◆ Task prompt
Report the count of lines below that include "الإسناد", without any other text.

◆ Provided entries
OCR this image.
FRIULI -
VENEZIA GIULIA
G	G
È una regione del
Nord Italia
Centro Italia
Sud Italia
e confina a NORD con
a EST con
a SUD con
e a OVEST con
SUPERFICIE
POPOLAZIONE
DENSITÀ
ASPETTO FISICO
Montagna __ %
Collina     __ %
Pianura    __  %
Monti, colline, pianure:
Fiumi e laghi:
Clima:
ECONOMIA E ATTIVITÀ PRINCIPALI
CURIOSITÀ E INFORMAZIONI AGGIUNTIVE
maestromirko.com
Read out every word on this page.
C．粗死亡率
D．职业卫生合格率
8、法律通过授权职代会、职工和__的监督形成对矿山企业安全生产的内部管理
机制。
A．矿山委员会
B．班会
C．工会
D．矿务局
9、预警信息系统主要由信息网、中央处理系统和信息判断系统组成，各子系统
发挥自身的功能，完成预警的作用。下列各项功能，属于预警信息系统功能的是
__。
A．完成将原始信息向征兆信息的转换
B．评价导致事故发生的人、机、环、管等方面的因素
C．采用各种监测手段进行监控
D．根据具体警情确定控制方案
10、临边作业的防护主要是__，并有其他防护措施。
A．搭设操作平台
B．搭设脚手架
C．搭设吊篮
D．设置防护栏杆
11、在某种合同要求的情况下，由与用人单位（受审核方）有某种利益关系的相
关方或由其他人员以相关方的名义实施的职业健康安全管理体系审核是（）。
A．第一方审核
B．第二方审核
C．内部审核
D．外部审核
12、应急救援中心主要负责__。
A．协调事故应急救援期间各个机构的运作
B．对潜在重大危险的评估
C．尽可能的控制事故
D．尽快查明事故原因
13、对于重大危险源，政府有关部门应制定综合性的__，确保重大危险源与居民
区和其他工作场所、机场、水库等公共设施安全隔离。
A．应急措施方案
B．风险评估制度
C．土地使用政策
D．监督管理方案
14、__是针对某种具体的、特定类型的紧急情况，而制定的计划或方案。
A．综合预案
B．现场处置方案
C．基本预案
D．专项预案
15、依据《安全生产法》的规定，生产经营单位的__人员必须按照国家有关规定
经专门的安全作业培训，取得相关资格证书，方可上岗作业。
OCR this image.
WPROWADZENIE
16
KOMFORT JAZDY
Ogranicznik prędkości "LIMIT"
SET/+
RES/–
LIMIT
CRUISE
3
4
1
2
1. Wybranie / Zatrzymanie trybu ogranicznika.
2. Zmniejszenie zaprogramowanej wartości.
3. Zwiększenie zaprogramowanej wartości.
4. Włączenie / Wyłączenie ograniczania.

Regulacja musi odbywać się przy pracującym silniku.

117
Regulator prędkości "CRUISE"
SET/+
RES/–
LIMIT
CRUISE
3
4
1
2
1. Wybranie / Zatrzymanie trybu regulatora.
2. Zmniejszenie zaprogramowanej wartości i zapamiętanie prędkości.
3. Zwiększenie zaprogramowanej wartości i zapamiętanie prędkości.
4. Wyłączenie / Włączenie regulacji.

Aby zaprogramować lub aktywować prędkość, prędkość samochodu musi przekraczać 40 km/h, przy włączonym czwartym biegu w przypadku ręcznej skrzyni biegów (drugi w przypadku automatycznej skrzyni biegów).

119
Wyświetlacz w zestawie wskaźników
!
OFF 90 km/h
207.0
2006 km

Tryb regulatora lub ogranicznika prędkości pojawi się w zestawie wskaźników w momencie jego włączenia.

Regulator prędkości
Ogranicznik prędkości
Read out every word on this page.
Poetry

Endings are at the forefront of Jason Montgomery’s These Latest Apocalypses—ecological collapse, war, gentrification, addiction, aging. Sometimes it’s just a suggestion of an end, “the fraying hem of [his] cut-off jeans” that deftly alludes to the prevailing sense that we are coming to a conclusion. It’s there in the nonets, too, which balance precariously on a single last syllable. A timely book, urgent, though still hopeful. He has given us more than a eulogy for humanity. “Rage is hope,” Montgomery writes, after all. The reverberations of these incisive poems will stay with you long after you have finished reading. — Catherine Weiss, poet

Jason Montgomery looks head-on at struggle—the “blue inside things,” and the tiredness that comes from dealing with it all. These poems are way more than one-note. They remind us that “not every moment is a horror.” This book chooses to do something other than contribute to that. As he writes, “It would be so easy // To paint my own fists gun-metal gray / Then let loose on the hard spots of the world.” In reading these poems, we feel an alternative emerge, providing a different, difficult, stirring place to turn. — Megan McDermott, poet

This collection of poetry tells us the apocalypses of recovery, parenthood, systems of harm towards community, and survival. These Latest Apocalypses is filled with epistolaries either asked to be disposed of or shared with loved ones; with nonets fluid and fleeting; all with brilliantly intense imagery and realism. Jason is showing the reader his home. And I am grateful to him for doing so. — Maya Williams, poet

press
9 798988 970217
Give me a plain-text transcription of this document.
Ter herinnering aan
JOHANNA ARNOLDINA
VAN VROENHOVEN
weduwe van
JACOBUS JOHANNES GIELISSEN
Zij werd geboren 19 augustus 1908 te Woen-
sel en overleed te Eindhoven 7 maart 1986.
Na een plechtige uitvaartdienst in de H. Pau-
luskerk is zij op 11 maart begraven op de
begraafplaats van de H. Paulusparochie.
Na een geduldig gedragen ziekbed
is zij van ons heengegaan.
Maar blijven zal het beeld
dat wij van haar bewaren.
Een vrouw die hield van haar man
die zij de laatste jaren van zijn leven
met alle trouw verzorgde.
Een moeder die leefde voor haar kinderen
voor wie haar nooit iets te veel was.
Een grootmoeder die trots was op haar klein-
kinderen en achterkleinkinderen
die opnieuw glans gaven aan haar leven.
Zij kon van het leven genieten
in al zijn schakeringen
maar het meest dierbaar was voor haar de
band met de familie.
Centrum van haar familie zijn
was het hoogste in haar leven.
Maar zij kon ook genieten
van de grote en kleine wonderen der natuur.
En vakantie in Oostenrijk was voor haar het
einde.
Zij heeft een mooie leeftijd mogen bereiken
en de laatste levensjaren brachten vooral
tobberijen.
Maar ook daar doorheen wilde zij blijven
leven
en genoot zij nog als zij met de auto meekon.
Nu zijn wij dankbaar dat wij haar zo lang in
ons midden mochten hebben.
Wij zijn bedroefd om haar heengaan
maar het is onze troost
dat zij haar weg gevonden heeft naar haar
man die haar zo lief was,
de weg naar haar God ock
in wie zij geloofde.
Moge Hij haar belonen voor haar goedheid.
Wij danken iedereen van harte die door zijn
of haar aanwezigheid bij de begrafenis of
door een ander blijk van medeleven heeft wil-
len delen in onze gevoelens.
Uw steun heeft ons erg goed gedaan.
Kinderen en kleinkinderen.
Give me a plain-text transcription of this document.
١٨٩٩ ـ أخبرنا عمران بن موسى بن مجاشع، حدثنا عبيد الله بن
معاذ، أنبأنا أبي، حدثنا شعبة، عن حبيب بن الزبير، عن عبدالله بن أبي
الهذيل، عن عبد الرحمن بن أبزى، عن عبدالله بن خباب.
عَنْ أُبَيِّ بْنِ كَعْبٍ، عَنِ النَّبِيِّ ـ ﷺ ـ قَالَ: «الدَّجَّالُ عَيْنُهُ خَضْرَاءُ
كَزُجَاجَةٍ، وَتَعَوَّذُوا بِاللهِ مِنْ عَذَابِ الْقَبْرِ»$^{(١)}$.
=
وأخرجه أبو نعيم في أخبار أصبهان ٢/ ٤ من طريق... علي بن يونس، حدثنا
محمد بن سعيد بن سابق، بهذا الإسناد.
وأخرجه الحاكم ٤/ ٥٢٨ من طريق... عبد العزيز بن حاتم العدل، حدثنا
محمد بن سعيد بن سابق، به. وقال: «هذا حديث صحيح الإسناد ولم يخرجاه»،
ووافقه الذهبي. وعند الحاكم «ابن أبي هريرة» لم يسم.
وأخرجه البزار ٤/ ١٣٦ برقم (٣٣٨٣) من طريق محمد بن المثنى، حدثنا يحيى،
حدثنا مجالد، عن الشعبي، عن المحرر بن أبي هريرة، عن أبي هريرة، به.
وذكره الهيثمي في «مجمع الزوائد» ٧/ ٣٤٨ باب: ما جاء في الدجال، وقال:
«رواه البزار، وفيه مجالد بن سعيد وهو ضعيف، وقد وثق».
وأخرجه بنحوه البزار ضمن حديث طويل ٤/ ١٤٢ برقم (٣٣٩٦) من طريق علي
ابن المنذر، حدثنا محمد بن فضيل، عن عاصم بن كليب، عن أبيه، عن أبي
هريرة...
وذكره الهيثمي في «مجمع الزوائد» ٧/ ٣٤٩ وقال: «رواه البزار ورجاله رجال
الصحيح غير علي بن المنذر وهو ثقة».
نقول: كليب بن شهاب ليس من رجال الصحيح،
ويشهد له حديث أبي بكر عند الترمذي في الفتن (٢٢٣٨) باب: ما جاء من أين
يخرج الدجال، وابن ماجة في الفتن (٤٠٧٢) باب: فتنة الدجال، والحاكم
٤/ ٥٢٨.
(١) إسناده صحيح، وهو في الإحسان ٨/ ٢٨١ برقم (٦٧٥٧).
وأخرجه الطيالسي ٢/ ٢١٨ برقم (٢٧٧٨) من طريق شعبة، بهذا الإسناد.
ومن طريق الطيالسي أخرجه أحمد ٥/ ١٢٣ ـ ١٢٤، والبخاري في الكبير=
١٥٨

◆ The output
3